## Given instruction
Do not include the pictures; repeat the rest of the data exactly.

[Recorded data]
+-------+

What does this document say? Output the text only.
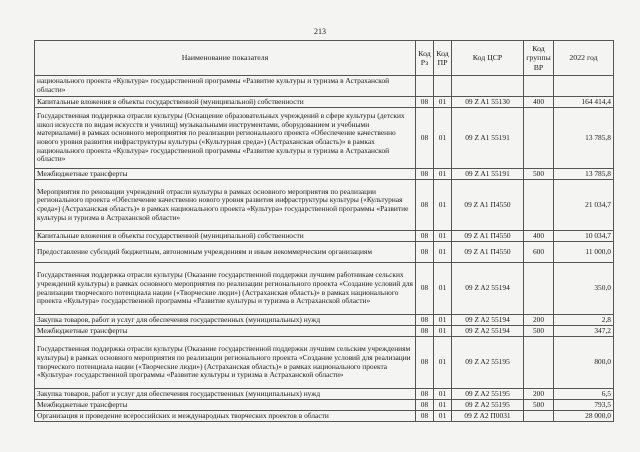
213
Наименование показателя	Код Рз	Код ПР	Код ЦСР	Код группы ВР	2022 год
национального проекта «Культура» государственной программы «Развитие культуры и туризма в Астраханской области»					
Капитальные вложения в объекты государственной (муниципальной) собственности	08	01	09 Z A1 55130	400	164 414,4
Государственная поддержка отрасли культуры (Оснащение образовательных учреждений в сфере культуры (детских школ искусств по видам искусств и училищ) музыкальными инструментами, оборудованием и учебными материалами) в рамках основного мероприятия по реализации регионального проекта «Обеспечение качественно нового уровня развития инфраструктуры культуры («Культурная среда») (Астраханская область)» в рамках национального проекта «Культура» государственной программы «Развитие культуры и туризма в Астраханской области»	08	01	09 Z A1 55191		13 785,8
Межбюджетные трансферты	08	01	09 Z A1 55191	500	13 785,8
Мероприятия по реновации учреждений отрасли культуры в рамках основного мероприятия по реализации регионального проекта «Обеспечение качественно нового уровня развития инфраструктуры культуры («Культурная среда») (Астраханская область)» в рамках национального проекта «Культура» государственной программы «Развитие культуры и туризма в Астраханской области»	08	01	09 Z A1 П4550		21 034,7
Капитальные вложения в объекты государственной (муниципальной) собственности	08	01	09 Z A1 П4550	400	10 034,7
Предоставление субсидий бюджетным, автономным учреждениям и иным некоммерческим организациям	08	01	09 Z A1 П4550	600	11 000,0
Государственная поддержка отрасли культуры (Оказание государственной поддержки лучшим работникам сельских учреждений культуры) в рамках основного мероприятия по реализации регионального проекта «Создание условий для реализации творческого потенциала нации («Творческие люди») (Астраханская область)» в рамках национального проекта «Культура» государственной программы «Развитие культуры и туризма в Астраханской области»	08	01	09 Z A2 55194		350,0
Закупка товаров, работ и услуг для обеспечения государственных (муниципальных) нужд	08	01	09 Z A2 55194	200	2,8
Межбюджетные трансферты	08	01	09 Z A2 55194	500	347,2
Государственная поддержка отрасли культуры (Оказание государственной поддержки лучшим сельским учреждениям культуры) в рамках основного мероприятия по реализации регионального проекта «Создание условий для реализации творческого потенциала нации («Творческие люди») (Астраханская область)» в рамках национального проекта «Культура» государственной программы «Развитие культуры и туризма в Астраханской области»	08	01	09 Z A2 55195		800,0
Закупка товаров, работ и услуг для обеспечения государственных (муниципальных) нужд	08	01	09 Z A2 55195	200	6,5
Межбюджетные трансферты	08	01	09 Z A2 55195	500	793,5
Организация и проведение всероссийских и международных творческих проектов в области	08	01	09 Z A2 П0031		28 000,0
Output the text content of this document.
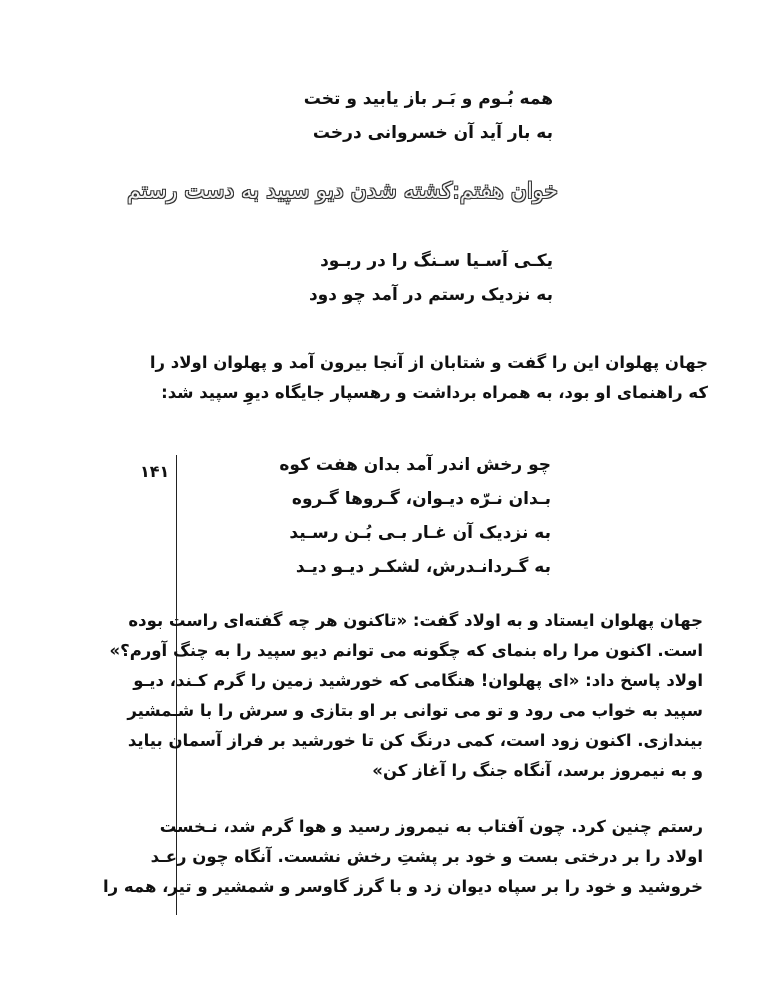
همه بُـوم و بَـر باز یابید و تخت
به بار آید آن خسروانی درخت
خوان هفتم:کشته شدن دیو سپید به دست رستم
یکـی آسـیا سـنگ را در ربـود
به نزدیک رستم در آمد چو دود
جهان پهلوان این را گفت و شتابان از آنجا بیرون آمد و پهلوان اولاد را
که راهنمای او بود، به همراه برداشت و رهسپار جایگاه دیوِ سپید شد:
۱۴۱	چو رخش اندر آمد بدان هفت کوه
بـدان نـرّه دیـوان، گـروها گـروه
به نزدیک آن غـار بـی بُـن رسـید
به گـردانـدرش، لشکـر دیـو دیـد
جهان پهلوان ایستاد و به اولاد گفت: «تاکنون هر چه گفته‌ای راست بوده
است. اکنون مرا راه بنمای که چگونه می توانم دیو سپید را به چنگ آورم؟»
اولاد پاسخ داد: «ای پهلوان! هنگامی که خورشید زمین را گرم کـند، دیـو
سپید به خواب می رود و تو می توانی بر او بتازی و سرش را با شـمشیر
بیندازی. اکنون زود است، کمی درنگ کن تا خورشید بر فراز آسمان بیاید
و به نیمروز برسد، آنگاه جنگ را آغاز کن»
رستم چنین کرد. چون آفتاب به نیمروز رسید و هوا گرم شد، نـخست
اولاد را بر درختی بست و خود بر پشتِ رخش نشست. آنگاه چون رعـد
خروشید و خود را بر سپاه دیوان زد و با گرز گاوسر و شمشیر و تیر، همه را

+-------+

## Full output
What does this document say? Output the text only.
213
Наименование показателя	Код Рз	Код ПР	Код ЦСР	Код группы ВР	2022 год
национального проекта «Культура» государственной программы «Развитие культуры и туризма в Астраханской области»					
Капитальные вложения в объекты государственной (муниципальной) собственности	08	01	09 Z A1 55130	400	164 414,4
Государственная поддержка отрасли культуры (Оснащение образовательных учреждений в сфере культуры (детских школ искусств по видам искусств и училищ) музыкальными инструментами, оборудованием и учебными материалами) в рамках основного мероприятия по реализации регионального проекта «Обеспечение качественно нового уровня развития инфраструктуры культуры («Культурная среда») (Астраханская область)» в рамках национального проекта «Культура» государственной программы «Развитие культуры и туризма в Астраханской области»	08	01	09 Z A1 55191		13 785,8
Межбюджетные трансферты	08	01	09 Z A1 55191	500	13 785,8
Мероприятия по реновации учреждений отрасли культуры в рамках основного мероприятия по реализации регионального проекта «Обеспечение качественно нового уровня развития инфраструктуры культуры («Культурная среда») (Астраханская область)» в рамках национального проекта «Культура» государственной программы «Развитие культуры и туризма в Астраханской области»	08	01	09 Z A1 П4550		21 034,7
Капитальные вложения в объекты государственной (муниципальной) собственности	08	01	09 Z A1 П4550	400	10 034,7
Предоставление субсидий бюджетным, автономным учреждениям и иным некоммерческим организациям	08	01	09 Z A1 П4550	600	11 000,0
Государственная поддержка отрасли культуры (Оказание государственной поддержки лучшим работникам сельских учреждений культуры) в рамках основного мероприятия по реализации регионального проекта «Создание условий для реализации творческого потенциала нации («Творческие люди») (Астраханская область)» в рамках национального проекта «Культура» государственной программы «Развитие культуры и туризма в Астраханской области»	08	01	09 Z A2 55194		350,0
Закупка товаров, работ и услуг для обеспечения государственных (муниципальных) нужд	08	01	09 Z A2 55194	200	2,8
Межбюджетные трансферты	08	01	09 Z A2 55194	500	347,2
Государственная поддержка отрасли культуры (Оказание государственной поддержки лучшим сельским учреждениям культуры) в рамках основного мероприятия по реализации регионального проекта «Создание условий для реализации творческого потенциала нации («Творческие люди») (Астраханская область)» в рамках национального проекта «Культура» государственной программы «Развитие культуры и туризма в Астраханской области»	08	01	09 Z A2 55195		800,0
Закупка товаров, работ и услуг для обеспечения государственных (муниципальных) нужд	08	01	09 Z A2 55195	200	6,5
Межбюджетные трансферты	08	01	09 Z A2 55195	500	793,5
Организация и проведение всероссийских и международных творческих проектов в области	08	01	09 Z A2 П0031		28 000,0
Output the text content of this document.
همه بُـوم و بَـر باز یابید و تخت
به بار آید آن خسروانی درخت
خوان هفتم:کشته شدن دیو سپید به دست رستم
یکـی آسـیا سـنگ را در ربـود
به نزدیک رستم در آمد چو دود
جهان پهلوان این را گفت و شتابان از آنجا بیرون آمد و پهلوان اولاد را
که راهنمای او بود، به همراه برداشت و رهسپار جایگاه دیوِ سپید شد:
۱۴۱	چو رخش اندر آمد بدان هفت کوه
بـدان نـرّه دیـوان، گـروها گـروه
به نزدیک آن غـار بـی بُـن رسـید
به گـردانـدرش، لشکـر دیـو دیـد
جهان پهلوان ایستاد و به اولاد گفت: «تاکنون هر چه گفته‌ای راست بوده
است. اکنون مرا راه بنمای که چگونه می توانم دیو سپید را به چنگ آورم؟»
اولاد پاسخ داد: «ای پهلوان! هنگامی که خورشید زمین را گرم کـند، دیـو
سپید به خواب می رود و تو می توانی بر او بتازی و سرش را با شـمشیر
بیندازی. اکنون زود است، کمی درنگ کن تا خورشید بر فراز آسمان بیاید
و به نیمروز برسد، آنگاه جنگ را آغاز کن»
رستم چنین کرد. چون آفتاب به نیمروز رسید و هوا گرم شد، نـخست
اولاد را بر درختی بست و خود بر پشتِ رخش نشست. آنگاه چون رعـد
خروشید و خود را بر سپاه دیوان زد و با گرز گاوسر و شمشیر و تیر، همه را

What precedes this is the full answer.